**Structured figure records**

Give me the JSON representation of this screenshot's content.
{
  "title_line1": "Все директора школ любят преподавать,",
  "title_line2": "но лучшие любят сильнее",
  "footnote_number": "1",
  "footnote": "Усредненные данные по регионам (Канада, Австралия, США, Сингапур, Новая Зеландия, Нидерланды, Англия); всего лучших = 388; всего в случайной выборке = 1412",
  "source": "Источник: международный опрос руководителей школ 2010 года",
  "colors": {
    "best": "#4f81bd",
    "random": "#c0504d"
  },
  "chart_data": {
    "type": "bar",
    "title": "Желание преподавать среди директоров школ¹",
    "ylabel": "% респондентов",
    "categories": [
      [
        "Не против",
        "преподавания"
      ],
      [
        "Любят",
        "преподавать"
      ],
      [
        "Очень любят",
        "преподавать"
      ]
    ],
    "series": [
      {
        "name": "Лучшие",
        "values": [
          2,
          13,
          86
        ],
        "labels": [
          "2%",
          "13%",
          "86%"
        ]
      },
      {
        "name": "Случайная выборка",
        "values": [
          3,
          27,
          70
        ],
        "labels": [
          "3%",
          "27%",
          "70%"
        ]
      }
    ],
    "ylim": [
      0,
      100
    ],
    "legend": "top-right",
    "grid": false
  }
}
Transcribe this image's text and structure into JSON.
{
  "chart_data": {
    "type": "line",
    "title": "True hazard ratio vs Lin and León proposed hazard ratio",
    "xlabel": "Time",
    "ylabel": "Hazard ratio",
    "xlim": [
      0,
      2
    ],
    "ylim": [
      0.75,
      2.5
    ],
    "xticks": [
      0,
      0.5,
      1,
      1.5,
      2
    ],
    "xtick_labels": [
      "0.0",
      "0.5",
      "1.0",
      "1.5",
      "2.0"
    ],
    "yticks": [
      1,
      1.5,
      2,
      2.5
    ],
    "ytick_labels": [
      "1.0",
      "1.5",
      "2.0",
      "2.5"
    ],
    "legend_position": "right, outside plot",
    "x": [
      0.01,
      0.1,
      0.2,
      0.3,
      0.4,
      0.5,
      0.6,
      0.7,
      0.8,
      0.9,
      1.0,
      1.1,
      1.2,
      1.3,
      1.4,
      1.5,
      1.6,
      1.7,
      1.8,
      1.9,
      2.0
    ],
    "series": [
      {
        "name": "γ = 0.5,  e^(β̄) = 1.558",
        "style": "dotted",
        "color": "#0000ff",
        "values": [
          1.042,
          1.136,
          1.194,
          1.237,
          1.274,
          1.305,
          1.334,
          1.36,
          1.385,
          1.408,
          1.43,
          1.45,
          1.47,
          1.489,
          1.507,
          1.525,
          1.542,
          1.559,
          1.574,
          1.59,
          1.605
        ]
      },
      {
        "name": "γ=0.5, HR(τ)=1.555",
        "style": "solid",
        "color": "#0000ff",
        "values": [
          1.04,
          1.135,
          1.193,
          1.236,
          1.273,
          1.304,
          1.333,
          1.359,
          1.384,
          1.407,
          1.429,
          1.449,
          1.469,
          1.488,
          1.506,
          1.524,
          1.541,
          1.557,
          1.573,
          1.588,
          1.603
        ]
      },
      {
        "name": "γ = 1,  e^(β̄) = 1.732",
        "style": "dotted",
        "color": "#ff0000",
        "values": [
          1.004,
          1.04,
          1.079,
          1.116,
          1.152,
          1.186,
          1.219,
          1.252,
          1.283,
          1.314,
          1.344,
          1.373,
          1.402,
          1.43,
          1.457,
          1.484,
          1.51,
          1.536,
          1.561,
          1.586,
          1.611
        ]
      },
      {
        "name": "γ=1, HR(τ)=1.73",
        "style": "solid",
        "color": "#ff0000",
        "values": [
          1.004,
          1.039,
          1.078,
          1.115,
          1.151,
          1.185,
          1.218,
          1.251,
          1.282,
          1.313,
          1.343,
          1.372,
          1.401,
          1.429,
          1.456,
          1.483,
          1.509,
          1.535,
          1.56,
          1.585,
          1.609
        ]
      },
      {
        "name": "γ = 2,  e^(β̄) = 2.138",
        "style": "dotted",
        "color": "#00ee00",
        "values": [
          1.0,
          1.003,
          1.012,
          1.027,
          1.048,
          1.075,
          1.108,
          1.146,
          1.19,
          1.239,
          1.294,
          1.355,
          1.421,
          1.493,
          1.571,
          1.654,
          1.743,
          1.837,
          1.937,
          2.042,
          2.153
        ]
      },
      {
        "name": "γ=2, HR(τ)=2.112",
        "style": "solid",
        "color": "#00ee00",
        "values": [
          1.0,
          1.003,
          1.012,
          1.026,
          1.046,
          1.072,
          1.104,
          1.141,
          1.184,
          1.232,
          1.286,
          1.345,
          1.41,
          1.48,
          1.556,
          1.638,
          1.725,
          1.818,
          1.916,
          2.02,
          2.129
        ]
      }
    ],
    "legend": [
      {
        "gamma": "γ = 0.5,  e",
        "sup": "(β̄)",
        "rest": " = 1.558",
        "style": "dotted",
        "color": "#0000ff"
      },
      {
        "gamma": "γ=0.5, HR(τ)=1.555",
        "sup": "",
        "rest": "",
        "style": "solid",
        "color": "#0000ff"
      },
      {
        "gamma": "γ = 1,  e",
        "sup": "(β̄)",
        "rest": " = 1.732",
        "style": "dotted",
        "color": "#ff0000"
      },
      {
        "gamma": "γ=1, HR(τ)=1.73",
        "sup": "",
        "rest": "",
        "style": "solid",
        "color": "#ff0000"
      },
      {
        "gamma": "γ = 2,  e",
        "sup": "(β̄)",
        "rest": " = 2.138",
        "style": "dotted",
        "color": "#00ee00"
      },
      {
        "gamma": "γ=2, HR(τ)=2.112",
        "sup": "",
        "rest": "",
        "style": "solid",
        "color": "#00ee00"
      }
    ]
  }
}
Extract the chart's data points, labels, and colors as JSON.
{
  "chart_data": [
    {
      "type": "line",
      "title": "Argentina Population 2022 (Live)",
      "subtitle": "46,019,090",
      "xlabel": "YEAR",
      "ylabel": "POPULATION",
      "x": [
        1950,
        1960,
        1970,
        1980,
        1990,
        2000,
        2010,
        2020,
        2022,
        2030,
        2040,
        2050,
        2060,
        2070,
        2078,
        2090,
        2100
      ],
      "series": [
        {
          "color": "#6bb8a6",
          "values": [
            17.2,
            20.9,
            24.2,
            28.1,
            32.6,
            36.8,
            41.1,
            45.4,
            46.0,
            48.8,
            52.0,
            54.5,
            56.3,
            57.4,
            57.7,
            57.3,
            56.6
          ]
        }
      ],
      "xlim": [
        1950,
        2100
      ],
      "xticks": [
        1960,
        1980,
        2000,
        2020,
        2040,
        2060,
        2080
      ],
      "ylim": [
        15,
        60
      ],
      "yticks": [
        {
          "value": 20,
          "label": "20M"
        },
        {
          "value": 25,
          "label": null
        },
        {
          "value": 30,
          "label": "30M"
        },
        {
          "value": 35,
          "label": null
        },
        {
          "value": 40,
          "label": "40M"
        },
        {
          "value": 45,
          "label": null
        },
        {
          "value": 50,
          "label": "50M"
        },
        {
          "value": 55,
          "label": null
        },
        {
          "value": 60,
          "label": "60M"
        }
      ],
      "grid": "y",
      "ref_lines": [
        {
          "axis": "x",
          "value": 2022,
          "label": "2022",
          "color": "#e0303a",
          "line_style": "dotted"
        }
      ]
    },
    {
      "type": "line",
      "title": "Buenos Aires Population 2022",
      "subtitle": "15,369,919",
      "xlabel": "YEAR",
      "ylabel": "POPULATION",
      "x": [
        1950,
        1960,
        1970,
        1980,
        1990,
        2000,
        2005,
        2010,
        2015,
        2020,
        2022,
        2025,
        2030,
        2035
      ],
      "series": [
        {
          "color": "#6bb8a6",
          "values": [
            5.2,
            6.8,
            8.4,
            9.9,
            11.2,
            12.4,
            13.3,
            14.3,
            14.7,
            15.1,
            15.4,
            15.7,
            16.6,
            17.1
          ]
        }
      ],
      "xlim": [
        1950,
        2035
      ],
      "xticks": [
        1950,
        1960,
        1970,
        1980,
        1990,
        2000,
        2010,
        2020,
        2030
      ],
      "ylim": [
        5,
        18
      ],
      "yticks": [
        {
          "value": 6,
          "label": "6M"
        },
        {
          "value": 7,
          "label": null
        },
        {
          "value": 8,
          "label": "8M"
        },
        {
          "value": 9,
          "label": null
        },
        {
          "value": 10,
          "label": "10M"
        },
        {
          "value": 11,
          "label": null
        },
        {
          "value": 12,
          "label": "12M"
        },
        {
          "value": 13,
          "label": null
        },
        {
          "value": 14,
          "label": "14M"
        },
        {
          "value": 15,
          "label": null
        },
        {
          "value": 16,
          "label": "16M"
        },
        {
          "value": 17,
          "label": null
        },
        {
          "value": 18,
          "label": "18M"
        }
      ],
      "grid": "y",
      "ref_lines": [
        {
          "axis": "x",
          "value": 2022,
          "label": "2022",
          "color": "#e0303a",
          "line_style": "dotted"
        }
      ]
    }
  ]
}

**WORK TO DO**
Select and copy every line of the listing with the word "name".

**CORRECT RESULT**
        "name": "Лучшие",
        "name": "Случайная выборка",
        "name": "γ = 0.5,  e^(β̄) = 1.558",
        "name": "γ=0.5, HR(τ)=1.555",
        "name": "γ = 1,  e^(β̄) = 1.732",
        "name": "γ=1, HR(τ)=1.73",
        "name": "γ = 2,  e^(β̄) = 2.138",
        "name": "γ=2, HR(τ)=2.112",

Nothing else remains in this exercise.